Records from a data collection
<<<<

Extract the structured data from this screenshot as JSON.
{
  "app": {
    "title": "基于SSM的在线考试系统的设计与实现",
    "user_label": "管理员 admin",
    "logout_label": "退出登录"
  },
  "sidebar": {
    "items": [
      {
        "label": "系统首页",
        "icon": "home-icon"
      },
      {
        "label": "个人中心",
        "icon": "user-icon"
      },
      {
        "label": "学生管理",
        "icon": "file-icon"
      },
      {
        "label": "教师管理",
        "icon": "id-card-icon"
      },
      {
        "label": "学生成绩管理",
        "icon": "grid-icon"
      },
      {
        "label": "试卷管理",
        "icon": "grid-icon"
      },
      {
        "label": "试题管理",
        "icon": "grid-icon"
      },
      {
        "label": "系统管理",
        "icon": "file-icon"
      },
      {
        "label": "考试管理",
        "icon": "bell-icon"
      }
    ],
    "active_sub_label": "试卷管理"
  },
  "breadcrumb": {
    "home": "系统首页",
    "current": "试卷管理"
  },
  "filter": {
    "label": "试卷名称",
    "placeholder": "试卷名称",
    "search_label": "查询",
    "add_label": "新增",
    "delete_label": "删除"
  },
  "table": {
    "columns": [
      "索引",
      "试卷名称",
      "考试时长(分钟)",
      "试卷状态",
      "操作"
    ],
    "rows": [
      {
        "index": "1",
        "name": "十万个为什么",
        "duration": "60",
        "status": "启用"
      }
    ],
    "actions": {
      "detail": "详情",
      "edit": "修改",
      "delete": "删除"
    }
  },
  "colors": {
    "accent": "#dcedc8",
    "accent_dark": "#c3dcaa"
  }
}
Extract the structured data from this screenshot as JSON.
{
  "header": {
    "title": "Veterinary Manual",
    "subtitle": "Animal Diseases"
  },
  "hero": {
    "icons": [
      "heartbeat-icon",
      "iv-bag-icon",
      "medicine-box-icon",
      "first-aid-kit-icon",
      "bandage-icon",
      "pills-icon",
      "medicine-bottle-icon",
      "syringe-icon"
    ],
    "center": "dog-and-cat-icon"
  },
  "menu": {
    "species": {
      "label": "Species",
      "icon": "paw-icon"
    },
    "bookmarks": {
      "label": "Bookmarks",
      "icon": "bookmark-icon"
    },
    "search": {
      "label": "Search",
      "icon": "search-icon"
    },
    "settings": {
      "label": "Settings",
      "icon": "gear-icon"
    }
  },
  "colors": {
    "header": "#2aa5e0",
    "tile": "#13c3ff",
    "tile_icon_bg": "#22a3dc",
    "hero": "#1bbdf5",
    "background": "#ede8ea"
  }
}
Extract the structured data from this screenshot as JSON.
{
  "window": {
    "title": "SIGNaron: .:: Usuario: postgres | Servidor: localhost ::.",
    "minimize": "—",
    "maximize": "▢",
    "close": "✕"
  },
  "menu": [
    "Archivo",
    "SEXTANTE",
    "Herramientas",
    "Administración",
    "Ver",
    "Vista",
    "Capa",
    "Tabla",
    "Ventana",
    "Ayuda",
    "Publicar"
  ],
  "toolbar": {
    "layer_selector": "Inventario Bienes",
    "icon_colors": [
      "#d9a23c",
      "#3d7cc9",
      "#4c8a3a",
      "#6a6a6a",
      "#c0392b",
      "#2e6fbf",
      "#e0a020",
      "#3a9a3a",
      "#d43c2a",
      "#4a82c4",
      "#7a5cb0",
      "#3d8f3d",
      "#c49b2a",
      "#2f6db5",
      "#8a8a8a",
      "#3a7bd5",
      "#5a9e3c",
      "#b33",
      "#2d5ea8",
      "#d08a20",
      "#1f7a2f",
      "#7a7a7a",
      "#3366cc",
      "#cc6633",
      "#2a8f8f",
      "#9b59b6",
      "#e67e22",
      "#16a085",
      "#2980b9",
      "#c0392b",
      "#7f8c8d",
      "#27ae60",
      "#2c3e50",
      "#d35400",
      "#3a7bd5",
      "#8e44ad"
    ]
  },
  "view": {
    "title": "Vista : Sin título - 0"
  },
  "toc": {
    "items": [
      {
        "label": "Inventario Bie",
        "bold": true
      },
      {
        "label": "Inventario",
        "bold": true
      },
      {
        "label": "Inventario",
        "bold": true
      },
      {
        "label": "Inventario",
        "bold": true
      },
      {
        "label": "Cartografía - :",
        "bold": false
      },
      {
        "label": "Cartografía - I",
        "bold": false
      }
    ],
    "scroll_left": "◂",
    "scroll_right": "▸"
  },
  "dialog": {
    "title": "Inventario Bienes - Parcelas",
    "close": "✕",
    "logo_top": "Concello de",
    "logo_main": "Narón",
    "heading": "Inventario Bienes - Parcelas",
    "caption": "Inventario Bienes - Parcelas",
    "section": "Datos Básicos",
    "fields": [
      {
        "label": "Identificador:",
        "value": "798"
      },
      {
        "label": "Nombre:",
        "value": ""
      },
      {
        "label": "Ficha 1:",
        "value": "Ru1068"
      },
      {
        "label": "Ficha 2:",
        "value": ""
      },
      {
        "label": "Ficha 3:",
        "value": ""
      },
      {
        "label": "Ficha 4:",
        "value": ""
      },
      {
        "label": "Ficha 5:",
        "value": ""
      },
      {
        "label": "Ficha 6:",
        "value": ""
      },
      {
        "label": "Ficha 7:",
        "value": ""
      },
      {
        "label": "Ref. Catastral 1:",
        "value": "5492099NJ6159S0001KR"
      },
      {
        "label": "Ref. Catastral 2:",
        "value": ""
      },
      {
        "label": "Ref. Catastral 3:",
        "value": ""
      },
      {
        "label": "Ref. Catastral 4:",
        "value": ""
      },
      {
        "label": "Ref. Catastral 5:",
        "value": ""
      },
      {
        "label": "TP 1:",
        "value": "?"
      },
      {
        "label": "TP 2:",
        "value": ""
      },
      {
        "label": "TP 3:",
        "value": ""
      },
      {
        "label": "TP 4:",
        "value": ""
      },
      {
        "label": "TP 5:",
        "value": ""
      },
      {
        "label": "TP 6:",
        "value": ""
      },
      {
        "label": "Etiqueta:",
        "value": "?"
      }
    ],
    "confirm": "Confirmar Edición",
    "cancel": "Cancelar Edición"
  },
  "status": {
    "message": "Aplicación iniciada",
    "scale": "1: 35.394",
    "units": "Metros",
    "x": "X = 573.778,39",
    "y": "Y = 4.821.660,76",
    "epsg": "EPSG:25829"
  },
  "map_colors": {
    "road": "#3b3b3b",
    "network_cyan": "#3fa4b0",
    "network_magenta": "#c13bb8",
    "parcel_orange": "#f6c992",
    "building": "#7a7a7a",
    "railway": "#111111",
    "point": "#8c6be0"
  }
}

>>>>

Each line in the data that holds the string "Cartografía" should be found and copied.

FINISHED TASK:
        "label": "Cartografía - :",
        "label": "Cartografía - I",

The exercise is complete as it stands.